**CHALLENGE**:
Express the items below as a JSON list of strings with one string per line, omitting blank lines.

**RECORDS SHOWN**:

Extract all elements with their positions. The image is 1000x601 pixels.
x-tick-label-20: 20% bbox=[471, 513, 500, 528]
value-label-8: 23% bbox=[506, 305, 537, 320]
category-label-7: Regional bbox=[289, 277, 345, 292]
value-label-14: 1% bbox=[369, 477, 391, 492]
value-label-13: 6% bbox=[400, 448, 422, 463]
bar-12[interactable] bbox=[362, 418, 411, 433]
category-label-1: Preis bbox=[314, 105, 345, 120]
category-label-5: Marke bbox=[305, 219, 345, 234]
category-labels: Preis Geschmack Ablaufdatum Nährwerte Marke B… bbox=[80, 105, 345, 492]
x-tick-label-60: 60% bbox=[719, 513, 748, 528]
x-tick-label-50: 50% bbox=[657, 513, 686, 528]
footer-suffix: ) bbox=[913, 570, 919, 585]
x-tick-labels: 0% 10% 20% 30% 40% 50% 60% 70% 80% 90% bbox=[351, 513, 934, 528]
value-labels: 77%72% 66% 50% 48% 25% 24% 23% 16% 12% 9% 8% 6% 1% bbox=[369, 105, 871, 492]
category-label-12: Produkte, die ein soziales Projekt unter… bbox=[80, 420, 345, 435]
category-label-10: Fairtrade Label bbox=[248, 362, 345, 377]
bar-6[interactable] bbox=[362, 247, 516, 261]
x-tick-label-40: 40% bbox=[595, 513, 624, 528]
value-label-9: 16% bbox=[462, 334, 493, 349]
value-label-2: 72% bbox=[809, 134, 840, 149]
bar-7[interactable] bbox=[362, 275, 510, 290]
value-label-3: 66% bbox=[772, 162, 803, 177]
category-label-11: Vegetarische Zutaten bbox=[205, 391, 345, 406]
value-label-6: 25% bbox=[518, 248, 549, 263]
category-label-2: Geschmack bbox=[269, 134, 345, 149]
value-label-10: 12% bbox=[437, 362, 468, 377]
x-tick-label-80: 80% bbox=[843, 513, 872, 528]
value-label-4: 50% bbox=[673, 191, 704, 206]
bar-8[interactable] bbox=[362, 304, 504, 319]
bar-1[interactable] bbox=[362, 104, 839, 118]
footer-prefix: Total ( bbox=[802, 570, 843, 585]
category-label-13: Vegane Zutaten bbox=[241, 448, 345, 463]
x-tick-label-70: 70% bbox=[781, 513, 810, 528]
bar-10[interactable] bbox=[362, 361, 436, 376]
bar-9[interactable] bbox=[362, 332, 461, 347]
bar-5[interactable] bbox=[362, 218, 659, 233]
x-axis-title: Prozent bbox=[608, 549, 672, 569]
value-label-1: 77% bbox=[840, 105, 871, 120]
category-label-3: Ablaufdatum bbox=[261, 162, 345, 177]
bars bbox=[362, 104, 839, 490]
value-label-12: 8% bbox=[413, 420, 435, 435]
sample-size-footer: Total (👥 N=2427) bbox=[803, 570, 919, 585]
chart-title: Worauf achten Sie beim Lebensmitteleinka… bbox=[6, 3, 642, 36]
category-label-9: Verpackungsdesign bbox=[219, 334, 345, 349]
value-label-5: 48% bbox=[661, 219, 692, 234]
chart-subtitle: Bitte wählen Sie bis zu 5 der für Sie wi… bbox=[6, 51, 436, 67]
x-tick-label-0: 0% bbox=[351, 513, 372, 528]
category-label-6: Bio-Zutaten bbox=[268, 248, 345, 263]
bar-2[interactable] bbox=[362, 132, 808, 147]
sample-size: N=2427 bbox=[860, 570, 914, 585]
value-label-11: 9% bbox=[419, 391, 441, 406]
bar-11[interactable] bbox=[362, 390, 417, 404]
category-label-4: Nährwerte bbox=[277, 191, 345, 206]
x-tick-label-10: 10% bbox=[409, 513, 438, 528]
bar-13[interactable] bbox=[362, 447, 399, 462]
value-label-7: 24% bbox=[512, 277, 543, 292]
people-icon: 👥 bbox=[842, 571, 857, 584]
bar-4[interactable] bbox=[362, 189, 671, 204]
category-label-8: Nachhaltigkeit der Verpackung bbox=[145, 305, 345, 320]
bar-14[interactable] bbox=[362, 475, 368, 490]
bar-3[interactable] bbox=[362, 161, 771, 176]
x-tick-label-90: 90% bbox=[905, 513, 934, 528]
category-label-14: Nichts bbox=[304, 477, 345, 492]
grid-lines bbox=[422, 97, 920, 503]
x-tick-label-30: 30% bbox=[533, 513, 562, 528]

**SOLUTION**:
[
  "Extract all elements with their positions. The image is 1000x601 pixels.",
  "x-tick-label-20: 20% bbox=[471, 513, 500, 528]",
  "value-label-8: 23% bbox=[506, 305, 537, 320]",
  "category-label-7: Regional bbox=[289, 277, 345, 292]",
  "value-label-14: 1% bbox=[369, 477, 391, 492]",
  "value-label-13: 6% bbox=[400, 448, 422, 463]",
  "bar-12[interactable] bbox=[362, 418, 411, 433]",
  "category-label-1: Preis bbox=[314, 105, 345, 120]",
  "category-label-5: Marke bbox=[305, 219, 345, 234]",
  "category-labels: Preis Geschmack Ablaufdatum Nährwerte Marke B… bbox=[80, 105, 345, 492]",
  "x-tick-label-60: 60% bbox=[719, 513, 748, 528]",
  "x-tick-label-50: 50% bbox=[657, 513, 686, 528]",
  "footer-suffix: ) bbox=[913, 570, 919, 585]",
  "x-tick-labels: 0% 10% 20% 30% 40% 50% 60% 70% 80% 90% bbox=[351, 513, 934, 528]",
  "value-labels: 77%72% 66% 50% 48% 25% 24% 23% 16% 12% 9% 8% 6% 1% bbox=[369, 105, 871, 492]",
  "category-label-12: Produkte, die ein soziales Projekt unter… bbox=[80, 420, 345, 435]",
  "category-label-10: Fairtrade Label bbox=[248, 362, 345, 377]",
  "bar-6[interactable] bbox=[362, 247, 516, 261]",
  "x-tick-label-40: 40% bbox=[595, 513, 624, 528]",
  "value-label-9: 16% bbox=[462, 334, 493, 349]",
  "value-label-2: 72% bbox=[809, 134, 840, 149]",
  "bar-7[interactable] bbox=[362, 275, 510, 290]",
  "value-label-3: 66% bbox=[772, 162, 803, 177]",
  "category-label-11: Vegetarische Zutaten bbox=[205, 391, 345, 406]",
  "value-label-6: 25% bbox=[518, 248, 549, 263]",
  "category-label-2: Geschmack bbox=[269, 134, 345, 149]",
  "value-label-10: 12% bbox=[437, 362, 468, 377]",
  "x-tick-label-80: 80% bbox=[843, 513, 872, 528]",
  "value-label-4: 50% bbox=[673, 191, 704, 206]",
  "bar-8[interactable] bbox=[362, 304, 504, 319]",
  "bar-1[interactable] bbox=[362, 104, 839, 118]",
  "footer-prefix: Total ( bbox=[802, 570, 843, 585]",
  "category-label-13: Vegane Zutaten bbox=[241, 448, 345, 463]",
  "x-tick-label-70: 70% bbox=[781, 513, 810, 528]",
  "bar-10[interactable] bbox=[362, 361, 436, 376]",
  "bar-9[interactable] bbox=[362, 332, 461, 347]",
  "bar-5[interactable] bbox=[362, 218, 659, 233]",
  "x-axis-title: Prozent bbox=[608, 549, 672, 569]",
  "value-label-1: 77% bbox=[840, 105, 871, 120]",
  "category-label-3: Ablaufdatum bbox=[261, 162, 345, 177]",
  "bars bbox=[362, 104, 839, 490]",
  "value-label-12: 8% bbox=[413, 420, 435, 435]",
  "sample-size-footer: Total (👥 N=2427) bbox=[803, 570, 919, 585]",
  "chart-title: Worauf achten Sie beim Lebensmitteleinka… bbox=[6, 3, 642, 36]",
  "category-label-9: Verpackungsdesign bbox=[219, 334, 345, 349]",
  "value-label-5: 48% bbox=[661, 219, 692, 234]",
  "chart-subtitle: Bitte wählen Sie bis zu 5 der für Sie wi… bbox=[6, 51, 436, 67]",
  "x-tick-label-0: 0% bbox=[351, 513, 372, 528]",
  "category-label-6: Bio-Zutaten bbox=[268, 248, 345, 263]",
  "bar-2[interactable] bbox=[362, 132, 808, 147]",
  "sample-size: N=2427 bbox=[860, 570, 914, 585]",
  "value-label-11: 9% bbox=[419, 391, 441, 406]",
  "bar-11[interactable] bbox=[362, 390, 417, 404]",
  "category-label-4: Nährwerte bbox=[277, 191, 345, 206]",
  "x-tick-label-10: 10% bbox=[409, 513, 438, 528]",
  "bar-13[interactable] bbox=[362, 447, 399, 462]",
  "value-label-7: 24% bbox=[512, 277, 543, 292]",
  "people-icon: 👥 bbox=[842, 571, 857, 584]",
  "bar-4[interactable] bbox=[362, 189, 671, 204]",
  "category-label-8: Nachhaltigkeit der Verpackung bbox=[145, 305, 345, 320]",
  "bar-14[interactable] bbox=[362, 475, 368, 490]",
  "bar-3[interactable] bbox=[362, 161, 771, 176]",
  "x-tick-label-90: 90% bbox=[905, 513, 934, 528]",
  "category-label-14: Nichts bbox=[304, 477, 345, 492]",
  "grid-lines bbox=[422, 97, 920, 503]",
  "x-tick-label-30: 30% bbox=[533, 513, 562, 528]"
]